** Task 1 **
In the extract about Chavez's television program, where was Sunday's broadcast made from?
** Task 2 **
Pick up the news passage on Chavez's Sunday broadcast right after its final sentence and keep it going.

** Extract **
______________________________

The exact details of his illness have not been made public, but Mr Chavez says he is now cured. The program, which sometimes lasts up to eight hours, is considered crucial to his campaign ahead of presidential elections in October.

“Here we are in Alo Presidente... we have to co-ordinate a bit better,” he opened the programme after technical problems had cut the audio at the beginning of the show.
 

The program on Sunday was broadcast from the Orinoco Belt. With a state-owned oil facility in the background, Chavez said Venezuela would not recognise a ruling by a World Bank tribunal in a multibillion-dollar oil arbitration case.
 

“I tell you, we will not recognise any decision,” he said referring to the case brought by US oil company Exxon Mobil to the World Bank's International Centre for Settlement of Investment Disputes (ICSID).
 

Exxon is demanding billions of dollars in compensation for the nationalisation in 2007 of one of its oils projects in Venezuela.

______________________________

** Items listed in a dataset **
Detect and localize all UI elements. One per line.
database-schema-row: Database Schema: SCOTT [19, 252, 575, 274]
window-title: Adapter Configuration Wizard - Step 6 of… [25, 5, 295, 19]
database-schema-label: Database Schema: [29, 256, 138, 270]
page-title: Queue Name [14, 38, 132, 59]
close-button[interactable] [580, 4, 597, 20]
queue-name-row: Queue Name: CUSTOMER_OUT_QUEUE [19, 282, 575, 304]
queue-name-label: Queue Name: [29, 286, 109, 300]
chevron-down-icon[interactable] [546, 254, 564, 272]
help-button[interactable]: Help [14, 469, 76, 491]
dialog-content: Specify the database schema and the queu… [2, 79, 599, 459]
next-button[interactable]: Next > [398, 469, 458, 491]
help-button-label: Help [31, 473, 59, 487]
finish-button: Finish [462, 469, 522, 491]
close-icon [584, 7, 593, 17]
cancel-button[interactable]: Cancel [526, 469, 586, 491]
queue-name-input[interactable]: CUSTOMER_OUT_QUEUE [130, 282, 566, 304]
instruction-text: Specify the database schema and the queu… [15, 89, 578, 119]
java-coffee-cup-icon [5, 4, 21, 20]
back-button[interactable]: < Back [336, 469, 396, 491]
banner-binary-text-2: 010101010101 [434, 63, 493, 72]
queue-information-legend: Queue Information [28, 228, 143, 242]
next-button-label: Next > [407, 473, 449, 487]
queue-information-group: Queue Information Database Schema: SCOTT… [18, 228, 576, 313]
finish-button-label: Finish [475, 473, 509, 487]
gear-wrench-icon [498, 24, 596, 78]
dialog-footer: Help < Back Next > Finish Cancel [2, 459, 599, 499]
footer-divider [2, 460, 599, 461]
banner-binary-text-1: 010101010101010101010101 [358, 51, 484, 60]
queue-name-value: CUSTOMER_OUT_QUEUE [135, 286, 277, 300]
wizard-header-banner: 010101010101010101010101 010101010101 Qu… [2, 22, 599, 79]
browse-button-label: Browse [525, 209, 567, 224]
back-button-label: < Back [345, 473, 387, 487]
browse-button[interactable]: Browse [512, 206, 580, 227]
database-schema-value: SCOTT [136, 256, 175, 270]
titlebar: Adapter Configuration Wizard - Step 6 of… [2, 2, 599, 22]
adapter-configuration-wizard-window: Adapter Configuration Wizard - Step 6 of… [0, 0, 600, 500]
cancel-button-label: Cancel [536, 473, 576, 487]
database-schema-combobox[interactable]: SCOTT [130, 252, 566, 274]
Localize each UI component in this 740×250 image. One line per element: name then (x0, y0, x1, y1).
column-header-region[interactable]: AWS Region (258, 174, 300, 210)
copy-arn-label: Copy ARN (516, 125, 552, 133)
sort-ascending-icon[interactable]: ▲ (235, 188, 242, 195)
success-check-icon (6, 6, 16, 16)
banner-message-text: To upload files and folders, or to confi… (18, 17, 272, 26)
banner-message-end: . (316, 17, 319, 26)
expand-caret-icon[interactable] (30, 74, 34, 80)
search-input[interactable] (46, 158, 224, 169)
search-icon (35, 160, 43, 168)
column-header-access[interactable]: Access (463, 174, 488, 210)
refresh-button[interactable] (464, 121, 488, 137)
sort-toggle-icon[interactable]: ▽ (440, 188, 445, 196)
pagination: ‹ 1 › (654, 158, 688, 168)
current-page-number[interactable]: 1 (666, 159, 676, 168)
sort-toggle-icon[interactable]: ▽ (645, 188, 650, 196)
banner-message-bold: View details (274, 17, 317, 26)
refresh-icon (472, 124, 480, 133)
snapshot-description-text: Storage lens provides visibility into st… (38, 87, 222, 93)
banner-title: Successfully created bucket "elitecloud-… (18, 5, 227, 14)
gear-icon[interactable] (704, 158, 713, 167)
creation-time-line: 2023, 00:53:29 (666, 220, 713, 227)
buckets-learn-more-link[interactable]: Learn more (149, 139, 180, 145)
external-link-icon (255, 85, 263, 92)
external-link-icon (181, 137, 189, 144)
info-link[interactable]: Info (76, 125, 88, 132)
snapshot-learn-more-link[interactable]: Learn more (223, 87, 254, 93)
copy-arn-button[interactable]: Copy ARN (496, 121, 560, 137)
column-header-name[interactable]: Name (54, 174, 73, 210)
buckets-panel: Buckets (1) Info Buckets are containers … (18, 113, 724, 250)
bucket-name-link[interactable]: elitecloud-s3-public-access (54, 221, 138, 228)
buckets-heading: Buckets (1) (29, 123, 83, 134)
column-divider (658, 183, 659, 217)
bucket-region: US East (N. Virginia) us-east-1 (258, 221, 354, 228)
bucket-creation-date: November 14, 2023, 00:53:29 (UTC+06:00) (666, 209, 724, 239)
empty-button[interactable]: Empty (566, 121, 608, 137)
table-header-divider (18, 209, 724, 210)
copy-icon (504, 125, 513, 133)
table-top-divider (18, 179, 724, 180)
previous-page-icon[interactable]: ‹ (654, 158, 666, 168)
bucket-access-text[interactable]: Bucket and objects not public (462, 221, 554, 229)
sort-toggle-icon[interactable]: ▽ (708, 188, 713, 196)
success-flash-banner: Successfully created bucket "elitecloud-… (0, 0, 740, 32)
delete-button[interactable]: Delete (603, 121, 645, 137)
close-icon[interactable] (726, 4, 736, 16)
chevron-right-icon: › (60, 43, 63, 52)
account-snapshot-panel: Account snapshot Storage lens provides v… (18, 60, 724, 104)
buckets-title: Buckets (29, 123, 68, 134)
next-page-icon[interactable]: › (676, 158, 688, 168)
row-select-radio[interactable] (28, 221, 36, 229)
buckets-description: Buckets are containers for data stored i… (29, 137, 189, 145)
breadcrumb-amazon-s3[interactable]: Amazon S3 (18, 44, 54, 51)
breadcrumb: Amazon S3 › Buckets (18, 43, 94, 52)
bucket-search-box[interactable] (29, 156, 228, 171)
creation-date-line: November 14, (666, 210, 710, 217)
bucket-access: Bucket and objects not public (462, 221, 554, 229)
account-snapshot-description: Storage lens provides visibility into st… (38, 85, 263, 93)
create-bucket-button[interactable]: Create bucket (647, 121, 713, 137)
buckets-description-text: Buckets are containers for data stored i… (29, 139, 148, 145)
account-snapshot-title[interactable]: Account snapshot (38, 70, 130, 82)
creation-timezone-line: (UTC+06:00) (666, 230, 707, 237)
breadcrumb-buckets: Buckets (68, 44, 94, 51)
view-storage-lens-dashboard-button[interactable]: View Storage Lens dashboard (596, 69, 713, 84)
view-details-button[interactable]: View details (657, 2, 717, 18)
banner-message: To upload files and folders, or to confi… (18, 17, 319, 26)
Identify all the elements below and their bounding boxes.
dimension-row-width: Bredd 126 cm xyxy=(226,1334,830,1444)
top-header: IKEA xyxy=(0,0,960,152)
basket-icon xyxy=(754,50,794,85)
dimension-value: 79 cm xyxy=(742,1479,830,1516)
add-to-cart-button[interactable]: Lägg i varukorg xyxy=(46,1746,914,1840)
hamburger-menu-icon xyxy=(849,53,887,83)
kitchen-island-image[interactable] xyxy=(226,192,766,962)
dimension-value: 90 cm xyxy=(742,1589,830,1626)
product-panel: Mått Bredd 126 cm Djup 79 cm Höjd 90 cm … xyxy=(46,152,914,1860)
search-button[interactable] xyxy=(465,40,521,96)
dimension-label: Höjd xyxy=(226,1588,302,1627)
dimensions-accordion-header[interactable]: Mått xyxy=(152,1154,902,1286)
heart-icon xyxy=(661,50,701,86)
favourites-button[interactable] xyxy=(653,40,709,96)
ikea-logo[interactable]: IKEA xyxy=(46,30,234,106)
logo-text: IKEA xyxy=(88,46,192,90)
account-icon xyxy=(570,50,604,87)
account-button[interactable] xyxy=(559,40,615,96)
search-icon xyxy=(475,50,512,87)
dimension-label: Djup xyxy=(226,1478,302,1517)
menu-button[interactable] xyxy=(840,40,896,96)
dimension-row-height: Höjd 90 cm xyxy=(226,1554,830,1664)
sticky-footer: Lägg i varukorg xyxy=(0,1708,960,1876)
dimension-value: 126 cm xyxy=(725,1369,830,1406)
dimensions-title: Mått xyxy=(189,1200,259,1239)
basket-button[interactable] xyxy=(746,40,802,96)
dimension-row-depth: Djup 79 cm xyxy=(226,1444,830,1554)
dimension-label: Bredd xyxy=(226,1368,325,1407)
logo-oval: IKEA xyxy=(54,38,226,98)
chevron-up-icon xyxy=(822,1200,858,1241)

______________________________

** Exercise answer 1 **
The Orinoco Belt.

** Exercise answer 2 **
 

A week ago the International Chamber of Commerce (ICC) in Paris had ruled that PDVSA, Venezuela's state oil company, was required to compensate Exxon and pay it 908m dollars but PDVSA said it would only pay would 255m dollars.
 

”Now they (Exxon) are threatening us in the ICSID“ Chavez said, before telling his government to leave that organisation.
 

During the broadcast, Mr Chavez also accused Washington of ”inventing“ plots by Iran to attack the US with help from Cuba, Nicaragua and Venezuela. But he made no direct reference to a US decision to declare Venezuela's consul general in Miami persona non grata.
 

The diplomat, Livia Acosta Noguera, is alleged to have discussed possible cyber-attacks on the US while based at the Venezuelan embassy in Mexico in 2008, and has been told to leave the US by Tuesday. Chavez dismissed criticism by the opposition that he was using the broadcast as a campaign platform.
 

”They're accusing me of campaigning and I'm just fulfilling my duties as president of this country and I'll keep on doing it until 2019 and even further,” he added, displaying his confidence in winning the 2012 presidential election.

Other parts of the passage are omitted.